__Dataset content__
+ + + +
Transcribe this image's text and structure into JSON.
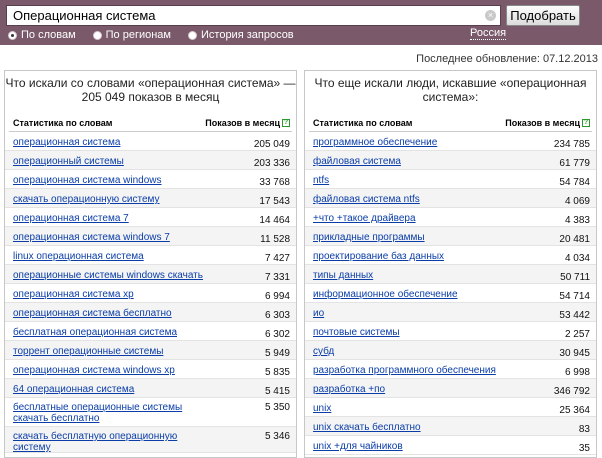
{
  "search": {
    "value": "Операционная система",
    "clear_glyph": "×",
    "button_label": "Подобрать"
  },
  "modes": [
    {
      "label": "По словам",
      "selected": true
    },
    {
      "label": "По регионам",
      "selected": false
    },
    {
      "label": "История запросов",
      "selected": false
    }
  ],
  "region": "Россия",
  "updated": "Последнее обновление: 07.12.2013",
  "left_panel": {
    "title": "Что искали со словами «операционная система» — 205 049 показов в месяц",
    "col_phrase": "Статистика по словам",
    "col_count": "Показов в месяц",
    "help_glyph": "?",
    "rows": [
      {
        "phrase": "операционная система",
        "count": "205 049"
      },
      {
        "phrase": "операционный системы",
        "count": "203 336"
      },
      {
        "phrase": "операционная система windows",
        "count": "33 768"
      },
      {
        "phrase": "скачать операционную систему",
        "count": "17 543"
      },
      {
        "phrase": "операционная система 7",
        "count": "14 464"
      },
      {
        "phrase": "операционная система windows 7",
        "count": "11 528"
      },
      {
        "phrase": "linux операционная система",
        "count": "7 427"
      },
      {
        "phrase": "операционные системы windows скачать",
        "count": "7 331"
      },
      {
        "phrase": "операционная система xp",
        "count": "6 994"
      },
      {
        "phrase": "операционная система бесплатно",
        "count": "6 303"
      },
      {
        "phrase": "бесплатная операционная система",
        "count": "6 302"
      },
      {
        "phrase": "торрент операционные системы",
        "count": "5 949"
      },
      {
        "phrase": "операционная система windows xp",
        "count": "5 835"
      },
      {
        "phrase": "64 операционная система",
        "count": "5 415"
      },
      {
        "phrase": "бесплатные операционные системы скачать бесплатно",
        "count": "5 350"
      },
      {
        "phrase": "скачать бесплатную операционную систему",
        "count": "5 346"
      }
    ]
  },
  "right_panel": {
    "title": "Что еще искали люди, искавшие «операционная система»:",
    "col_phrase": "Статистика по словам",
    "col_count": "Показов в месяц",
    "help_glyph": "?",
    "rows": [
      {
        "phrase": "программное обеспечение",
        "count": "234 785"
      },
      {
        "phrase": "файловая система",
        "count": "61 779"
      },
      {
        "phrase": "ntfs",
        "count": "54 784"
      },
      {
        "phrase": "файловая система ntfs",
        "count": "4 069"
      },
      {
        "phrase": "+что +такое драйвера",
        "count": "4 383"
      },
      {
        "phrase": "прикладные программы",
        "count": "20 481"
      },
      {
        "phrase": "проектирование баз данных",
        "count": "4 034"
      },
      {
        "phrase": "типы данных",
        "count": "50 711"
      },
      {
        "phrase": "информационное обеспечение",
        "count": "54 714"
      },
      {
        "phrase": "ио",
        "count": "53 442"
      },
      {
        "phrase": "почтовые системы",
        "count": "2 257"
      },
      {
        "phrase": "субд",
        "count": "30 945"
      },
      {
        "phrase": "разработка программного обеспечения",
        "count": "6 998"
      },
      {
        "phrase": "разработка +по",
        "count": "346 792"
      },
      {
        "phrase": "unix",
        "count": "25 364"
      },
      {
        "phrase": "unix скачать бесплатно",
        "count": "83"
      },
      {
        "phrase": "unix +для чайников",
        "count": "35"
      }
    ]
  }
}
+ + + +
__Set exercise__
Scan the data for the word "операционные" and copy every line where it shows up.

__Full output__
        "phrase": "операционные системы windows скачать",
        "phrase": "торрент операционные системы",
        "phrase": "бесплатные операционные системы скачать бесплатно",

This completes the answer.